/---
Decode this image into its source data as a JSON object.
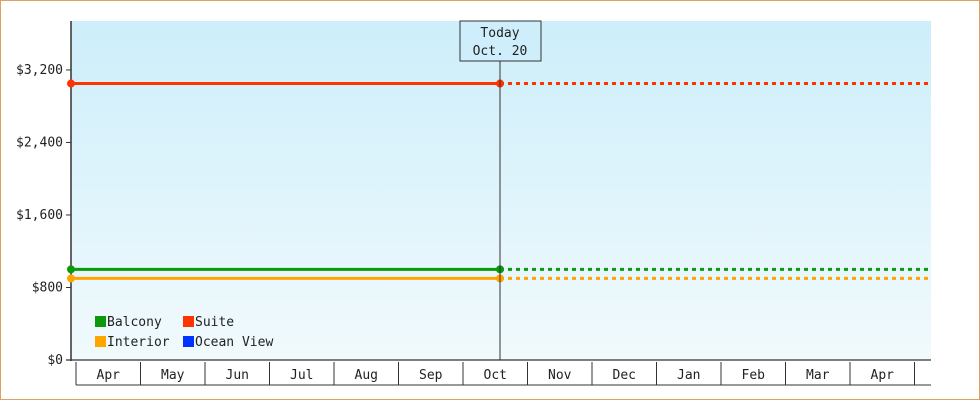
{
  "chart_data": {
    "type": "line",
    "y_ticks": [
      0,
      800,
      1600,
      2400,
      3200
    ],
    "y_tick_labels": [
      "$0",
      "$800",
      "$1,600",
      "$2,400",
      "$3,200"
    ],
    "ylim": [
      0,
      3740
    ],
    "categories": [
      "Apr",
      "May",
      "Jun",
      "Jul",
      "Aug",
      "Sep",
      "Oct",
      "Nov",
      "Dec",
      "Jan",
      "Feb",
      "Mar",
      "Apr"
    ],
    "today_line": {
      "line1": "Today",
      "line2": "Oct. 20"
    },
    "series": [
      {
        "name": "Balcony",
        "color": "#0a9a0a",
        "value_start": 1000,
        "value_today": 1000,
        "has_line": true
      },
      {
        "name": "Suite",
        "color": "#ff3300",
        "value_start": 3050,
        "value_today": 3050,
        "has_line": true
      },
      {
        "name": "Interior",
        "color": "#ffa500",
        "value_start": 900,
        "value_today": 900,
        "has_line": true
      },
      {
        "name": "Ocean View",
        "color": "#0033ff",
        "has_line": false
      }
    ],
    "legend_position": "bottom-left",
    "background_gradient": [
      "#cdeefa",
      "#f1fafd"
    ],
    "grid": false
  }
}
\---
Every record above should come back exactly, but without its pictures.

TASK SOLUTION
Decode this image into its source data as a JSON object.
{
  "chart_data": {
    "type": "line",
    "y_ticks": [
      0,
      800,
      1600,
      2400,
      3200
    ],
    "y_tick_labels": [
      "$0",
      "$800",
      "$1,600",
      "$2,400",
      "$3,200"
    ],
    "ylim": [
      0,
      3740
    ],
    "categories": [
      "Apr",
      "May",
      "Jun",
      "Jul",
      "Aug",
      "Sep",
      "Oct",
      "Nov",
      "Dec",
      "Jan",
      "Feb",
      "Mar",
      "Apr"
    ],
    "today_line": {
      "line1": "Today",
      "line2": "Oct. 20"
    },
    "series": [
      {
        "name": "Balcony",
        "color": "#0a9a0a",
        "value_start": 1000,
        "value_today": 1000,
        "has_line": true
      },
      {
        "name": "Suite",
        "color": "#ff3300",
        "value_start": 3050,
        "value_today": 3050,
        "has_line": true
      },
      {
        "name": "Interior",
        "color": "#ffa500",
        "value_start": 900,
        "value_today": 900,
        "has_line": true
      },
      {
        "name": "Ocean View",
        "color": "#0033ff",
        "has_line": false
      }
    ],
    "legend_position": "bottom-left",
    "background_gradient": [
      "#cdeefa",
      "#f1fafd"
    ],
    "grid": false
  }
}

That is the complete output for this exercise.